▸ QUOTED PASSAGE:
* * * * * * * * *
# Personal Pontoon



## FishTaco (Jul 19, 2010)

Anyone ever use one of the personal pontoon boats? They seem stabil enough to be sea-worthy. Any comments? Personal experience?

Something like these @ Cabelas:

http://www.cabelas.com/pontoons.shtml

Thanks!


----------



## surfnsam (Apr 28, 2008)

a lot harder to deal with than a kayak. they mainly use them on rivers and lakes


----------



## cducer (May 7, 2010)

I have had the pleasure of my personal pontoon (kick Boat) for around 15 years now and I love mine. they are very stable for flat water and I have had mine in the salt many times. The only set back is their propulsion system. They are mainly designed for river , still water . Dont expect to try to cover long distances against the tide or heavy chop. Some of the newer models even have a small deck/floor which makes standing and sight casting possible.

so... as a recap....

Pros..... stability, comfort, portability

Cons..... at the mercy of the current direction, storage, hard to fish in the forward direction if the current isn taking you that way.

Other than that I would say give it a try, ( however I am planning on buying a yak


----------



## can't fish today (Oct 8, 2003)

I own one and also a yak. I would agree with cducer on all points. Don't overlook that storage is an issue, as it can take up more space than a yak. I primarily use it on a local river.
* * * * * * * * *
▸ DATA EXTRACT:
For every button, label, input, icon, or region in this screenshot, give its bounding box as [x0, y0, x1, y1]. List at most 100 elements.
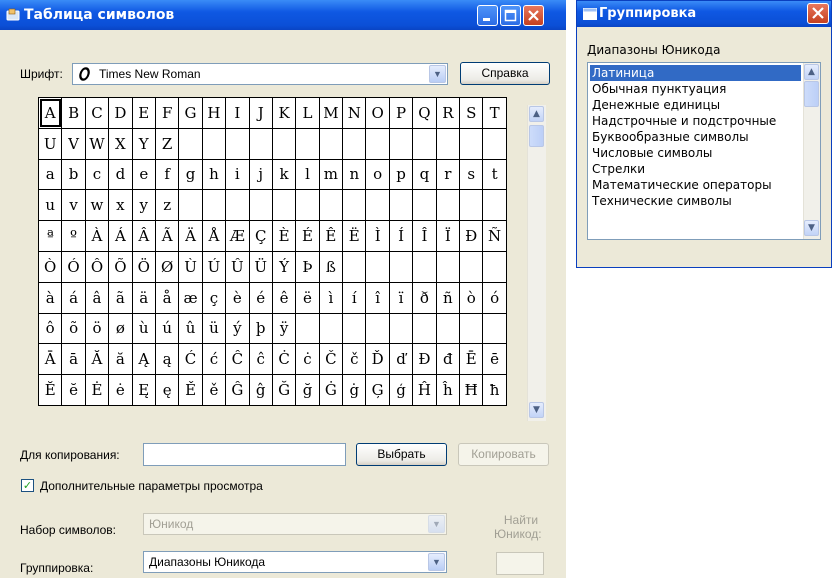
* * * * * * * * *
▸ WHAT TO DO:
A. List the usernames of everyone who posts in the pontoon boat thread.
B. Answer these questions from the pontoon boat thread:
(i) For about how long has cducer had a personal pontoon?
(ii) According to surfnsam, where are these boats mainly used?
(iii) Where does can't fish today mostly use theirs?
C. Carry the pontoon boat thread forward from its last post.

▸ ANSWERS IN ORDER:
A.
FishTaco
surfnsam
cducer
can't fish today

B.
(i) Around 15 years.
(ii) On rivers and lakes.
(iii) On a local river.

C.
----------



## Fishwander (Jul 2, 2010)

Pontoon boats are good for lakes and streams, where there is little or NO CURRENT. Mobility in the water is somewhat limited, so do not use to cover any great distance.

Easier to cast from as you are higher in the water than most kayaks; however, you are also higher in the water , and you feel every wave like a bobber ( hope you dont get sea-sick easily). I wouldn't even attempt a surf entry or exit unless surf is under one foot waves, or an offshore breeze.

I'll stick with my Ocean Kayak 13 Predator

Fishwander


----------



## Damian (Aug 28, 2010)

*Pontoon vs. kayak*

If the reason for looking at the personal pntoon is because you think it might be more stabe, consider this.

They actually make some nice outriggers that you can put on a kayak that make it near impossible to flip over, as well as making them stable enough to be able to stand up on.

plus they are removable so you can use them only in situations where you ened them.


Damian


----------



## notso (Jul 18, 2005)

I'm going to have to dissagree with a couple posts above.

It's true that pontoons are used a bunch on rivers. But, that's becuse they deal with current VERY WELL. I have a friend that rows his toon down the new river gorge & it does great. The long oars give you the potential to be put a bunch of power into the water & they are probably the most manuverable craft going.

I would say that the Cons are that it is very suseptable to wind & you probably aren't going to knock out a bunch of miles in a day, unless it's on a river to help move things along.


----------



## cducer (May 7, 2010)

true.... basically the kick boats were designed for float trips on rivers and the best fun is on class white water....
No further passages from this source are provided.